# [DESCRIPTION OF THE TASK]
Read the records below and copy each line that contains "unique".

# [AVAILABLE RECORDS]
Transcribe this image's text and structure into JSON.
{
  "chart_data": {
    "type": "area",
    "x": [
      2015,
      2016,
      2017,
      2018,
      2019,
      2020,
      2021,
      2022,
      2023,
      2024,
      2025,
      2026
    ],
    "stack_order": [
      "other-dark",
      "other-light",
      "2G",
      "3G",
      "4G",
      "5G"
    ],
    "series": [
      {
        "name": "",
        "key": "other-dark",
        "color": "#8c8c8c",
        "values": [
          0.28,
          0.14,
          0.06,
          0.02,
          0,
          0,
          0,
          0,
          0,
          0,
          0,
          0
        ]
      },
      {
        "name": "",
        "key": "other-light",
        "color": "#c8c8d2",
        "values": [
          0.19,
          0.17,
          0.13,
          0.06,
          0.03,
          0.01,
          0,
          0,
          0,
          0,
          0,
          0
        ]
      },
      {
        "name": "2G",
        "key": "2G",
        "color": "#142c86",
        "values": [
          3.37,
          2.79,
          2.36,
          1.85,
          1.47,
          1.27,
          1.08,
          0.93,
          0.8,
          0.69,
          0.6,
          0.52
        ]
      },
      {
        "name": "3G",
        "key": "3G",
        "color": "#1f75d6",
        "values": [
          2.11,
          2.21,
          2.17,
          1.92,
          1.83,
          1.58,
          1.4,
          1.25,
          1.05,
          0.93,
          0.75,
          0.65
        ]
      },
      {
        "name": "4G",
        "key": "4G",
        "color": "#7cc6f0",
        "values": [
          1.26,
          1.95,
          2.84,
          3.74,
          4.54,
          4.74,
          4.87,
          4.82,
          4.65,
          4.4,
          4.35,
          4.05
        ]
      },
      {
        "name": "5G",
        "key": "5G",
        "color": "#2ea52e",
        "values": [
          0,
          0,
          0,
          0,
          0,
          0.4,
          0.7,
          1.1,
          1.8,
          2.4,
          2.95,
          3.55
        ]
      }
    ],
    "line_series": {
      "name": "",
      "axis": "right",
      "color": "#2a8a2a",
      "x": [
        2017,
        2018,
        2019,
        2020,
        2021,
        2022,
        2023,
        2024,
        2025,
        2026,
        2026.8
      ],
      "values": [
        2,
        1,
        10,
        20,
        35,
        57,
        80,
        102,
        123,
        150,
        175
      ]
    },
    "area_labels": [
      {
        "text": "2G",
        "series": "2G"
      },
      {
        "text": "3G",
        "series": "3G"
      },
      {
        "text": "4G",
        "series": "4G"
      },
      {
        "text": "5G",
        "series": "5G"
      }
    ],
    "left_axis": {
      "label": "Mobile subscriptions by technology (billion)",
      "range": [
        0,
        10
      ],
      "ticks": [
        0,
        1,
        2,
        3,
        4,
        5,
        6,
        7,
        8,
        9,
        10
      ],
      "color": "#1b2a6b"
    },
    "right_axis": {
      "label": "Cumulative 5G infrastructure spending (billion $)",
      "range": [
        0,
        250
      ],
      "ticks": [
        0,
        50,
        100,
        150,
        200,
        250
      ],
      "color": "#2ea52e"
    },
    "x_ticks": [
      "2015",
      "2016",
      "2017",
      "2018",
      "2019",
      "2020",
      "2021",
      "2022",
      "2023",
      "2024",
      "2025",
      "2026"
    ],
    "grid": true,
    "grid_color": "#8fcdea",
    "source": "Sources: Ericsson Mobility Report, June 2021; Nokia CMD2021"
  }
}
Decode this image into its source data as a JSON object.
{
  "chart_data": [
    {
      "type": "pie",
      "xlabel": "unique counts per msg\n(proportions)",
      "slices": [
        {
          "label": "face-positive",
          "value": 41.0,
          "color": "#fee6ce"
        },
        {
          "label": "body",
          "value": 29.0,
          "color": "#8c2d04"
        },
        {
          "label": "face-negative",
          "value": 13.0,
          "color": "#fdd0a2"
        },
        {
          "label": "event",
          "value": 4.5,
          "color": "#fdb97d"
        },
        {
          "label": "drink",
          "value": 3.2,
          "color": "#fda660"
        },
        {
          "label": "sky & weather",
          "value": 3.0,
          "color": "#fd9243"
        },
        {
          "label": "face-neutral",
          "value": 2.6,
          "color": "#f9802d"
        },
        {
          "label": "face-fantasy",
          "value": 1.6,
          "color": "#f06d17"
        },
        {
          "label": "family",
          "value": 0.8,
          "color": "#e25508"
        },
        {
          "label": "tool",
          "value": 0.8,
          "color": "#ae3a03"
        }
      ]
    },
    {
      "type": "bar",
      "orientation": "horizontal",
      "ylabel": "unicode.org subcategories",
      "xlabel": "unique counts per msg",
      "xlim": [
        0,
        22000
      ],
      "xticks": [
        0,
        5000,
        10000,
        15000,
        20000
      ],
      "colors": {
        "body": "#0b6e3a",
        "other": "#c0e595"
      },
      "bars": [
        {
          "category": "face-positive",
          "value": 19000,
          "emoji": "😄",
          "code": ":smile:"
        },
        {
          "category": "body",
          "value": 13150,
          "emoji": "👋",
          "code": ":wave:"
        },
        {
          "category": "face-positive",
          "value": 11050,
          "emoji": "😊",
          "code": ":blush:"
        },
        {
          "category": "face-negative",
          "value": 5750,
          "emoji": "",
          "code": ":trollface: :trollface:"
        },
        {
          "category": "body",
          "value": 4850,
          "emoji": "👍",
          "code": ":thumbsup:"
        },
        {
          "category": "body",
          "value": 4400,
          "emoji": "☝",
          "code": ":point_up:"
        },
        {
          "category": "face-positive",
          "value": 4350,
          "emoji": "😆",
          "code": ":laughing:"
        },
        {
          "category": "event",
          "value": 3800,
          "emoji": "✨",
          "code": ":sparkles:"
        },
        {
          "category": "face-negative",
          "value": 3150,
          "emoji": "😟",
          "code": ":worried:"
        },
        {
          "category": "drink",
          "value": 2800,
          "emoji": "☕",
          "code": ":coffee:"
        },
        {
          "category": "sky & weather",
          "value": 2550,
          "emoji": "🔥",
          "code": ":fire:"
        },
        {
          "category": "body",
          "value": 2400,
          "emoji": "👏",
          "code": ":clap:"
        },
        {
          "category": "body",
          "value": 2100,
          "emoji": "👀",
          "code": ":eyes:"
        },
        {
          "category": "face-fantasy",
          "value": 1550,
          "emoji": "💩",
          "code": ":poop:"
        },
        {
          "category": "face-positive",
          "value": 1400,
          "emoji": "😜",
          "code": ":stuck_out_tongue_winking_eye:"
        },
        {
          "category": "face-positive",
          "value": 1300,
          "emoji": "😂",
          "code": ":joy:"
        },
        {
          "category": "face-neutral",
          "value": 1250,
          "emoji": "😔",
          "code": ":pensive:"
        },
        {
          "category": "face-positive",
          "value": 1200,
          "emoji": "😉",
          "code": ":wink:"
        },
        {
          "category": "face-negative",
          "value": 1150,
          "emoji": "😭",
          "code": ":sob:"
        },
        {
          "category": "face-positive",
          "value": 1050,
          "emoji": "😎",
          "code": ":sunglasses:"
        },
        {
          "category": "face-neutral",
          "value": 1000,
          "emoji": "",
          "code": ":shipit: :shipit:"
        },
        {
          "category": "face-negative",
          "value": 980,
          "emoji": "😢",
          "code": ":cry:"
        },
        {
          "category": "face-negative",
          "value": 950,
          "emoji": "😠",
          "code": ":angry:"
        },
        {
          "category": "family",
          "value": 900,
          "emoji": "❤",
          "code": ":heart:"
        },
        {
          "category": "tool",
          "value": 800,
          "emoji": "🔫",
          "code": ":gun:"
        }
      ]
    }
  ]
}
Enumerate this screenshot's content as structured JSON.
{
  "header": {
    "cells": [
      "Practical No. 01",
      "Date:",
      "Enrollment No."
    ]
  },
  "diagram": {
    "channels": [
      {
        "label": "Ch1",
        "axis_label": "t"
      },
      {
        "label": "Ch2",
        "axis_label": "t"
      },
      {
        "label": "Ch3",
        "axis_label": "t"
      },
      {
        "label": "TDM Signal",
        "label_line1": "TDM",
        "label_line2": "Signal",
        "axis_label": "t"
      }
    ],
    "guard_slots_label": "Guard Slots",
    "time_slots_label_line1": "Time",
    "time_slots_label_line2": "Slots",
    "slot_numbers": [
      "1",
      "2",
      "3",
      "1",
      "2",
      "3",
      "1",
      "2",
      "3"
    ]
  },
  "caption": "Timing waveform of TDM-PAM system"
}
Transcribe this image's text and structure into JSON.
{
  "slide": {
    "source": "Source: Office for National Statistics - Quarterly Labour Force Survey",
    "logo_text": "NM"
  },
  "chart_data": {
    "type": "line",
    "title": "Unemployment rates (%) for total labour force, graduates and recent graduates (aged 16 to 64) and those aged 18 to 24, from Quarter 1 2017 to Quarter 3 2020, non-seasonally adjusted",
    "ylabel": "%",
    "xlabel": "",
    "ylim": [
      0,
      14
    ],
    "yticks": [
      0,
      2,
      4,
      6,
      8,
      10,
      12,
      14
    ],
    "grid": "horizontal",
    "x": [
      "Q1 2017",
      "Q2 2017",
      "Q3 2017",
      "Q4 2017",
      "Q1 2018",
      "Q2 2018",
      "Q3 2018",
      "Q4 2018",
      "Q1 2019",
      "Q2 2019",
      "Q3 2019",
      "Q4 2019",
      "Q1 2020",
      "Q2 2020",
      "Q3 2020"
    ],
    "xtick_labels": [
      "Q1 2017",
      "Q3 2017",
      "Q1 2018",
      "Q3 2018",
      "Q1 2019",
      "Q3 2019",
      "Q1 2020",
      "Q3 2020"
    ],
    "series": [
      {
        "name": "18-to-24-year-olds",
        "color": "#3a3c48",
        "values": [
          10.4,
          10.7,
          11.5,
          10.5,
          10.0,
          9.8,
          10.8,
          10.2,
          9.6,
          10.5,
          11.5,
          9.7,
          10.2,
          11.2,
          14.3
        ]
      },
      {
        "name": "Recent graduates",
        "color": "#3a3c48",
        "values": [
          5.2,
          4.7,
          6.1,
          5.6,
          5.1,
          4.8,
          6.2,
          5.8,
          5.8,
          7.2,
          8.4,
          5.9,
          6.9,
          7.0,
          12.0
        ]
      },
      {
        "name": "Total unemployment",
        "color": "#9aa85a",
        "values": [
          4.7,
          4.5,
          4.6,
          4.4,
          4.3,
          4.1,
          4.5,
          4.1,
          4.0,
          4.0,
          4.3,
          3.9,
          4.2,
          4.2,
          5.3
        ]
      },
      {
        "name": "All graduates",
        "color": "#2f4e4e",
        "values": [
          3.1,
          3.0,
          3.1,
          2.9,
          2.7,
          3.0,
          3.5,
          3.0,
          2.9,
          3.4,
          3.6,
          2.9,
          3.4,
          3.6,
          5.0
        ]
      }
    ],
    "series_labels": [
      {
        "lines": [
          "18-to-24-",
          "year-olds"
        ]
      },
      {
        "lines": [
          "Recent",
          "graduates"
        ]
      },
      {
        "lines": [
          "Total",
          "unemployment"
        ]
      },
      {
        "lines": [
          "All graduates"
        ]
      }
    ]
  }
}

# [THE ANSWER]
      "xlabel": "unique counts per msg\n(proportions)",
      "xlabel": "unique counts per msg",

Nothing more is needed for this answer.